Set task:
Copy the data below exactly.

Information provided:
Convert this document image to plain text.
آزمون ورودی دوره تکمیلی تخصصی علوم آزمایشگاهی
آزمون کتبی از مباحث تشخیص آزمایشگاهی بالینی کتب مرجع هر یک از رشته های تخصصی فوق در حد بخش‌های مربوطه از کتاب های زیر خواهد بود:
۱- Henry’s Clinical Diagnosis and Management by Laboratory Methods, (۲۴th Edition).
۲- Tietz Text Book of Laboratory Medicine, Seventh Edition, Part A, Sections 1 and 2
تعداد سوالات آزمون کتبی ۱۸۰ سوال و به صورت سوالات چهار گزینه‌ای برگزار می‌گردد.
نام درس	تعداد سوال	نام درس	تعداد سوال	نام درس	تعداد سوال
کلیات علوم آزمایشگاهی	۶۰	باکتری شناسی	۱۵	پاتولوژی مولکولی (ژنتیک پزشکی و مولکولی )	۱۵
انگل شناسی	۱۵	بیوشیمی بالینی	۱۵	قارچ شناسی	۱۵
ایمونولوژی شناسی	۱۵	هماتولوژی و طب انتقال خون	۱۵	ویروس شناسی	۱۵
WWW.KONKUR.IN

Exercise result:
Convert this document image to plain text.
آزمون ورودی دوره تکمیلی تخصصی علوم آزمایشگاهی
آزمون کتبی از مباحث تشخیص آزمایشگاهی بالینی کتب مرجع هر یک از رشته های تخصصی فوق در حد بخش‌های مربوطه از کتاب های زیر خواهد بود:
۱- Henry’s Clinical Diagnosis and Management by Laboratory Methods, (۲۴th Edition).
۲- Tietz Text Book of Laboratory Medicine, Seventh Edition, Part A, Sections 1 and 2
تعداد سوالات آزمون کتبی ۱۸۰ سوال و به صورت سوالات چهار گزینه‌ای برگزار می‌گردد.
نام درس	تعداد سوال	نام درس	تعداد سوال	نام درس	تعداد سوال
کلیات علوم آزمایشگاهی	۶۰	باکتری شناسی	۱۵	پاتولوژی مولکولی (ژنتیک پزشکی و مولکولی )	۱۵
انگل شناسی	۱۵	بیوشیمی بالینی	۱۵	قارچ شناسی	۱۵
ایمونولوژی شناسی	۱۵	هماتولوژی و طب انتقال خون	۱۵	ویروس شناسی	۱۵
WWW.KONKUR.IN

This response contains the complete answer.